• **Exercise**
Search the listing below for "email". Copy each matching line.

Dataset entries:
========================

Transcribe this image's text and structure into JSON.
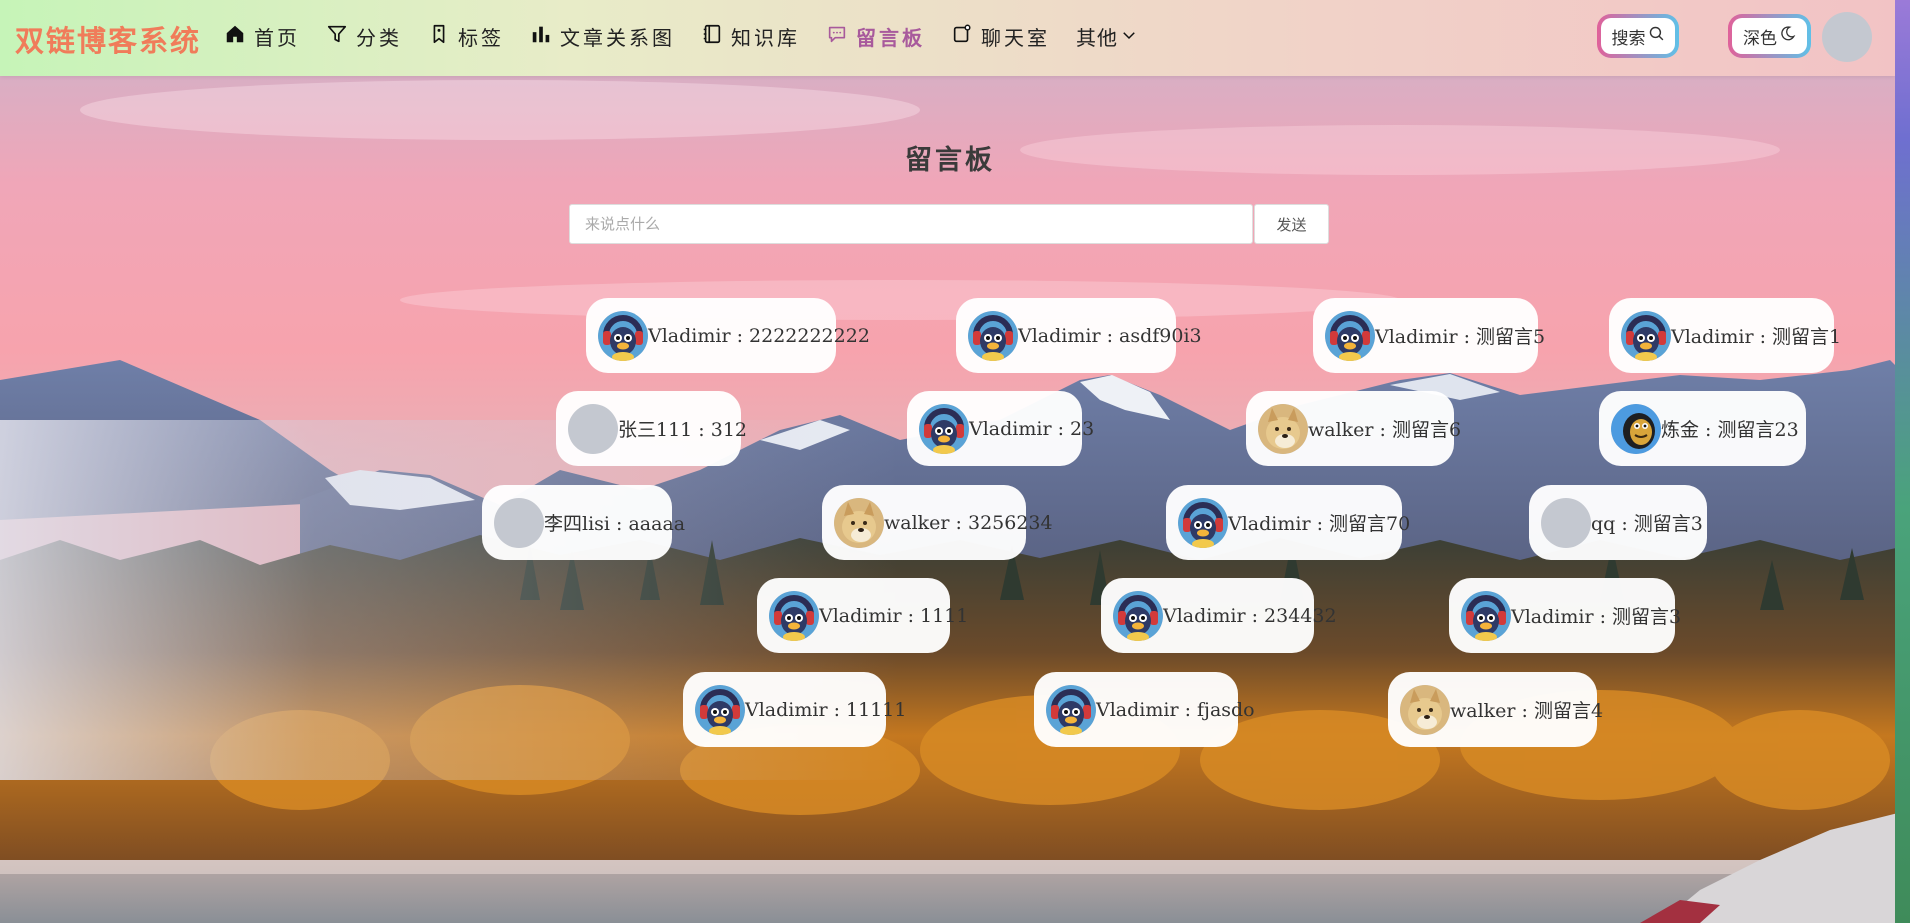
{
  "brand": "双链博客系统",
  "nav": [
    {
      "label": "首页",
      "icon": "home-icon",
      "active": false
    },
    {
      "label": "分类",
      "icon": "filter-icon",
      "active": false
    },
    {
      "label": "标签",
      "icon": "tag-icon",
      "active": false
    },
    {
      "label": "文章关系图",
      "icon": "bar-chart-icon",
      "active": false
    },
    {
      "label": "知识库",
      "icon": "notebook-icon",
      "active": false
    },
    {
      "label": "留言板",
      "icon": "message-icon",
      "active": true
    },
    {
      "label": "聊天室",
      "icon": "chat-icon",
      "active": false
    }
  ],
  "nav_more": "其他",
  "search_label": "搜索",
  "theme_label": "深色",
  "page_title": "留言板",
  "input": {
    "placeholder": "来说点什么",
    "value": ""
  },
  "send_label": "发送",
  "colors": {
    "brand": "#f07c5a",
    "active_nav": "#a85a9c",
    "pill_border_start": "#e0619a",
    "pill_border_end": "#5fc1e8"
  },
  "messages": [
    {
      "text": "Vladimir : 2222222222",
      "avatar": "penguin-avatar"
    },
    {
      "text": "Vladimir : asdf90i3",
      "avatar": "penguin-avatar"
    },
    {
      "text": "Vladimir : 测留言5",
      "avatar": "penguin-avatar"
    },
    {
      "text": "Vladimir : 测留言1",
      "avatar": "penguin-avatar"
    },
    {
      "text": "张三111 : 312",
      "avatar": "default-avatar"
    },
    {
      "text": "Vladimir : 23",
      "avatar": "penguin-avatar"
    },
    {
      "text": "walker : 测留言6",
      "avatar": "doge-avatar"
    },
    {
      "text": "炼金 : 测留言23",
      "avatar": "bird-avatar"
    },
    {
      "text": "李四lisi : aaaaa",
      "avatar": "default-avatar"
    },
    {
      "text": "walker : 3256234",
      "avatar": "doge-avatar"
    },
    {
      "text": "Vladimir : 测留言70",
      "avatar": "penguin-avatar"
    },
    {
      "text": "qq : 测留言3",
      "avatar": "default-avatar"
    },
    {
      "text": "Vladimir : 1111",
      "avatar": "penguin-avatar"
    },
    {
      "text": "Vladimir : 234432",
      "avatar": "penguin-avatar"
    },
    {
      "text": "Vladimir : 测留言3",
      "avatar": "penguin-avatar"
    },
    {
      "text": "Vladimir : 11111",
      "avatar": "penguin-avatar"
    },
    {
      "text": "Vladimir : fjasdo",
      "avatar": "penguin-avatar"
    },
    {
      "text": "walker : 测留言4",
      "avatar": "doge-avatar"
    }
  ]
}
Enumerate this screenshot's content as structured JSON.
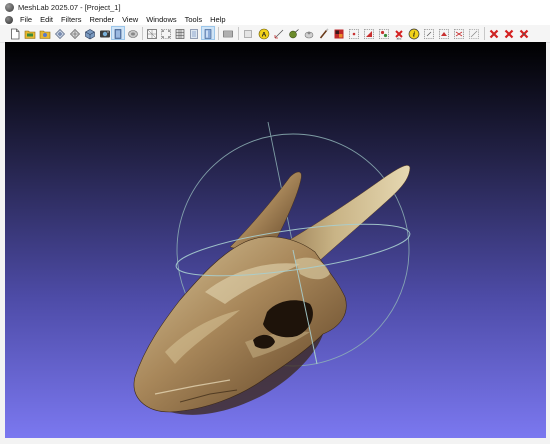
{
  "window": {
    "title": "MeshLab 2025.07 - [Project_1]"
  },
  "menu": {
    "items": [
      "File",
      "Edit",
      "Filters",
      "Render",
      "View",
      "Windows",
      "Tools",
      "Help"
    ]
  },
  "toolbar": {
    "buttons": [
      {
        "icon": "new-project-icon",
        "selected": false
      },
      {
        "icon": "open-project-icon",
        "selected": false
      },
      {
        "icon": "import-mesh-icon",
        "selected": false
      },
      {
        "icon": "reload-icon",
        "selected": false
      },
      {
        "icon": "export-mesh-icon",
        "selected": false
      },
      {
        "icon": "snapshot-icon",
        "selected": false
      },
      {
        "icon": "layers-icon",
        "selected": false
      },
      {
        "icon": "bounding-box-icon",
        "selected": true
      },
      {
        "icon": "points-render-icon",
        "selected": false
      },
      {
        "icon": "wireframe-icon",
        "selected": false
      },
      {
        "icon": "vertex-render-icon",
        "selected": false
      },
      {
        "icon": "flat-lines-icon",
        "selected": false
      },
      {
        "icon": "flat-shading-icon",
        "selected": false
      },
      {
        "icon": "smooth-shading-icon",
        "selected": true
      },
      {
        "icon": "lighting-icon",
        "selected": false
      },
      {
        "icon": "double-side-icon",
        "selected": false
      },
      {
        "icon": "annotation-icon",
        "selected": false
      },
      {
        "icon": "measure-icon",
        "selected": false
      },
      {
        "icon": "align-icon",
        "selected": false
      },
      {
        "icon": "point-picker-icon",
        "selected": false
      },
      {
        "icon": "paint-icon",
        "selected": false
      },
      {
        "icon": "texture-icon",
        "selected": false
      },
      {
        "icon": "select-vertices-icon",
        "selected": false
      },
      {
        "icon": "select-faces-icon",
        "selected": false
      },
      {
        "icon": "select-connected-icon",
        "selected": false
      },
      {
        "icon": "delete-faces-icon",
        "selected": false
      },
      {
        "icon": "info-icon",
        "selected": false
      },
      {
        "icon": "select-region-icon",
        "selected": false
      },
      {
        "icon": "manipulator-icon",
        "selected": false
      },
      {
        "icon": "mutual-align-icon",
        "selected": false
      },
      {
        "icon": "delete-vertices-icon",
        "selected": false
      },
      {
        "icon": "delete-selected-faces-icon",
        "selected": false
      },
      {
        "icon": "delete-selection-icon",
        "selected": false
      }
    ]
  },
  "viewport": {
    "background_top": "#000000",
    "background_bottom": "#7b78f0",
    "trackball_color": "#8fb3b6",
    "mesh_subject": "skull-mesh"
  }
}
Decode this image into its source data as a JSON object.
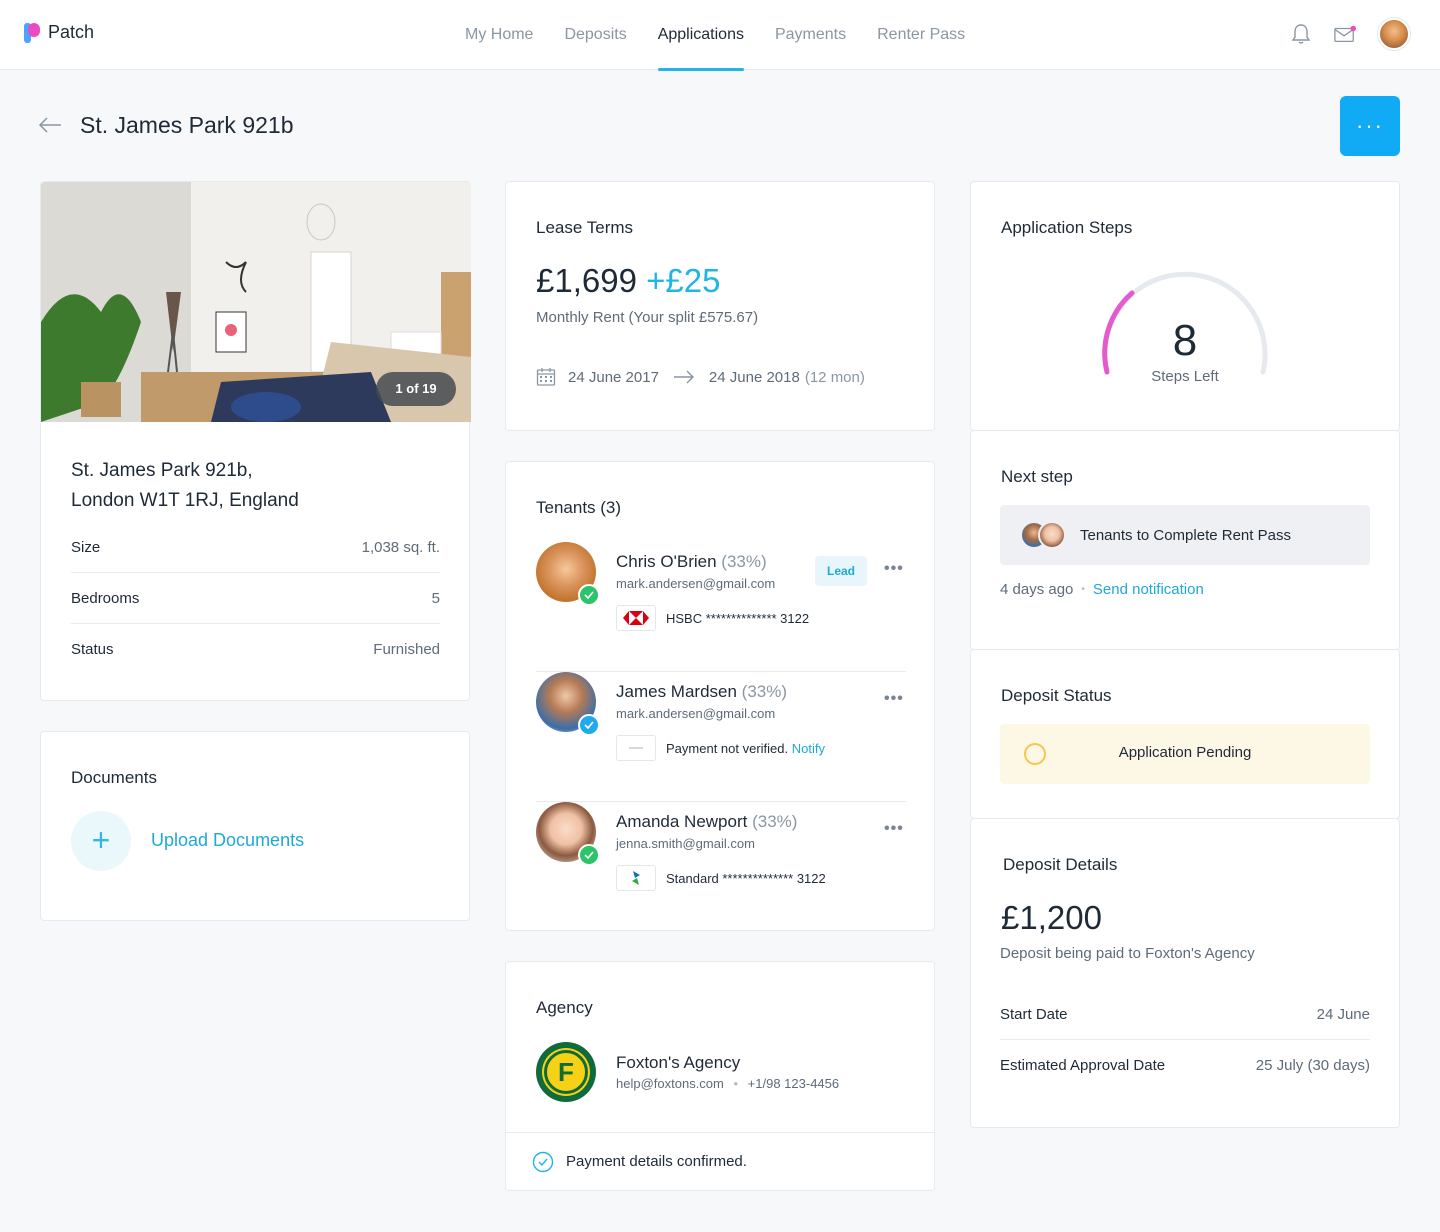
{
  "app": {
    "name": "Patch"
  },
  "nav": {
    "items": [
      {
        "label": "My Home",
        "active": false
      },
      {
        "label": "Deposits",
        "active": false
      },
      {
        "label": "Applications",
        "active": true
      },
      {
        "label": "Payments",
        "active": false
      },
      {
        "label": "Renter Pass",
        "active": false
      }
    ],
    "icons": [
      "bell-icon",
      "mail-icon",
      "user-avatar"
    ]
  },
  "page": {
    "title": "St. James Park 921b",
    "more_label": "···"
  },
  "property": {
    "photo_counter": "1 of 19",
    "address_line1": "St. James Park 921b,",
    "address_line2": "London W1T 1RJ, England",
    "specs": [
      {
        "label": "Size",
        "value": "1,038 sq. ft."
      },
      {
        "label": "Bedrooms",
        "value": "5"
      },
      {
        "label": "Status",
        "value": "Furnished"
      }
    ]
  },
  "documents": {
    "title": "Documents",
    "upload_label": "Upload Documents"
  },
  "lease": {
    "title": "Lease Terms",
    "rent": "£1,699",
    "extra": "+£25",
    "note": "Monthly Rent (Your split £575.67)",
    "start": "24 June 2017",
    "end": "24 June 2018",
    "duration": "(12 mon)"
  },
  "tenants": {
    "title": "Tenants (3)",
    "list": [
      {
        "name": "Chris O'Brien",
        "share": "(33%)",
        "email": "mark.andersen@gmail.com",
        "lead": "Lead",
        "bank": "HSBC ************** 3122",
        "verified_color": "#2bc46b"
      },
      {
        "name": "James Mardsen",
        "share": "(33%)",
        "email": "mark.andersen@gmail.com",
        "bank": "Payment not verified.",
        "action": "Notify",
        "verified_color": "#1faaf0"
      },
      {
        "name": "Amanda Newport",
        "share": "(33%)",
        "email": "jenna.smith@gmail.com",
        "bank": "Standard ************** 3122",
        "verified_color": "#2bc46b"
      }
    ]
  },
  "agency": {
    "title": "Agency",
    "name": "Foxton's Agency",
    "email": "help@foxtons.com",
    "phone": "+1/98 123-4456",
    "logo_letter": "F",
    "footer": "Payment details confirmed."
  },
  "steps": {
    "title": "Application Steps",
    "count": "8",
    "label": "Steps Left",
    "progress": 0.2
  },
  "next_step": {
    "title": "Next step",
    "task": "Tenants to Complete Rent Pass",
    "time": "4 days ago",
    "action": "Send notification"
  },
  "deposit_status": {
    "title": "Deposit Status",
    "status": "Application Pending"
  },
  "deposit_details": {
    "title": "Deposit Details",
    "amount": "£1,200",
    "note": "Deposit being paid to Foxton's Agency",
    "rows": [
      {
        "label": "Start Date",
        "value": "24 June"
      },
      {
        "label": "Estimated Approval Date",
        "value": "25 July (30 days)"
      }
    ]
  },
  "colors": {
    "accent": "#1fb5e6",
    "primary_button": "#10aaf5",
    "gauge_progress": "#e45bd0",
    "pending": "#f2c94c"
  }
}
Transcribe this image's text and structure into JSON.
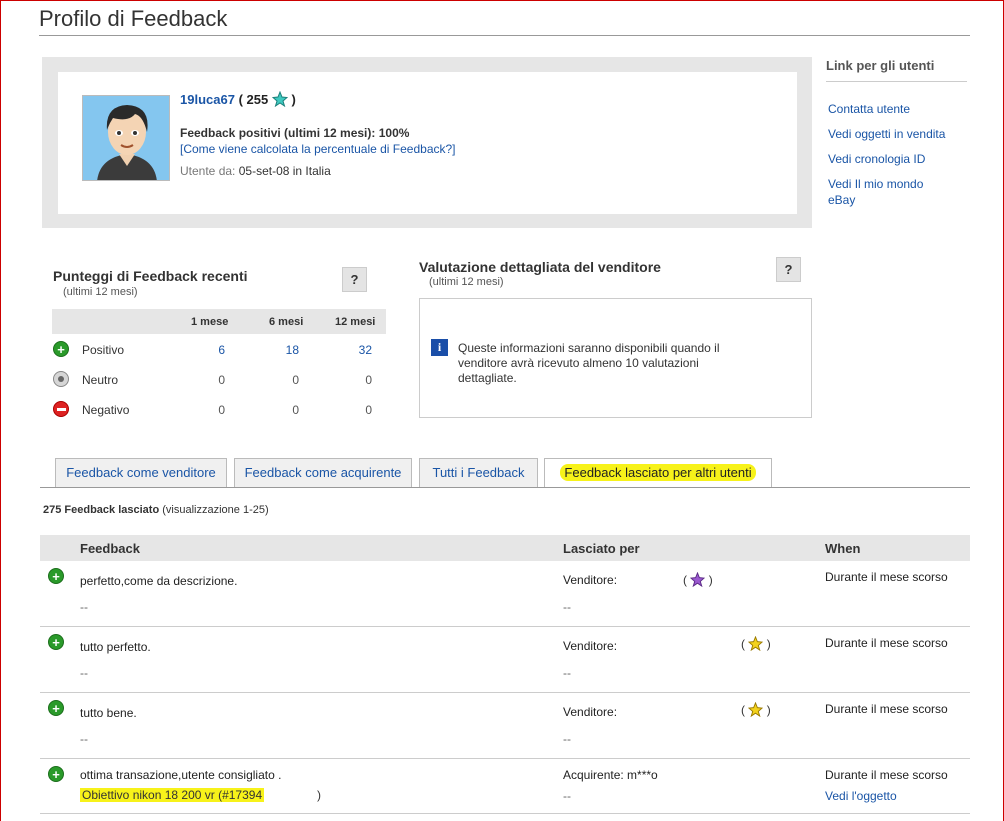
{
  "page": {
    "title": "Profilo di Feedback"
  },
  "profile": {
    "username": "19luca67",
    "score_open": "(",
    "score": "255",
    "score_close": ")",
    "positive_label": "Feedback positivi (ultimi 12 mesi): 100%",
    "calc_link": "[Come viene calcolata la percentuale di Feedback?]",
    "member_since_label": "Utente da:",
    "member_since_value": "05-set-08 in Italia"
  },
  "sidebar": {
    "title": "Link per gli utenti",
    "links": [
      "Contatta utente",
      "Vedi oggetti in vendita",
      "Vedi cronologia ID",
      "Vedi Il mio mondo eBay"
    ]
  },
  "recent": {
    "title": "Punteggi di Feedback recenti",
    "subtitle": "(ultimi 12 mesi)",
    "help": "?",
    "columns": [
      "1 mese",
      "6 mesi",
      "12 mesi"
    ],
    "rows": [
      {
        "label": "Positivo",
        "values": [
          "6",
          "18",
          "32"
        ]
      },
      {
        "label": "Neutro",
        "values": [
          "0",
          "0",
          "0"
        ]
      },
      {
        "label": "Negativo",
        "values": [
          "0",
          "0",
          "0"
        ]
      }
    ]
  },
  "dsr": {
    "title": "Valutazione dettagliata del venditore",
    "subtitle": "(ultimi 12 mesi)",
    "help": "?",
    "info_icon": "i",
    "info_text": "Queste informazioni saranno disponibili quando il venditore avrà ricevuto almeno 10 valutazioni dettagliate."
  },
  "tabs": [
    "Feedback come venditore",
    "Feedback come acquirente",
    "Tutti i Feedback",
    "Feedback lasciato per altri utenti"
  ],
  "count": {
    "bold": "275 Feedback lasciato",
    "rest": "(visualizzazione 1-25)"
  },
  "table": {
    "headers": [
      "Feedback",
      "Lasciato per",
      "When"
    ],
    "rows": [
      {
        "text": "perfetto,come da descrizione.",
        "sub": "--",
        "who": "Venditore:",
        "who_sub": "--",
        "when": "Durante il mese scorso",
        "score_open": "(",
        "score_close": ")"
      },
      {
        "text": "tutto perfetto.",
        "sub": "--",
        "who": "Venditore:",
        "who_sub": "--",
        "when": "Durante il mese scorso",
        "score_open": "(",
        "score_close": ")"
      },
      {
        "text": "tutto bene.",
        "sub": "--",
        "who": "Venditore:",
        "who_sub": "--",
        "when": "Durante il mese scorso",
        "score_open": "(",
        "score_close": ")"
      },
      {
        "text": "ottima transazione,utente consigliato .",
        "sub": "Obiettivo nikon 18 200 vr (#17394",
        "sub_tail": ")",
        "who": "Acquirente: m***o",
        "who_sub": "--",
        "when": "Durante il mese scorso",
        "link": "Vedi l'oggetto"
      }
    ]
  },
  "colors": {
    "link": "#1a55a6",
    "highlight": "#f7f21a",
    "positive": "#2a9a2a",
    "negative": "#dd2222",
    "info": "#1a4ea8"
  },
  "icons": [
    "positive-icon",
    "neutral-icon",
    "negative-icon",
    "help-icon",
    "info-icon",
    "star-icon",
    "shooting-star-icon",
    "avatar"
  ]
}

========================

• **Answer to this task**
        "email": "mark.andersen@gmail.com",
        "email": "mark.andersen@gmail.com",
        "email": "jenna.smith@gmail.com",
    "email": "help@foxtons.com",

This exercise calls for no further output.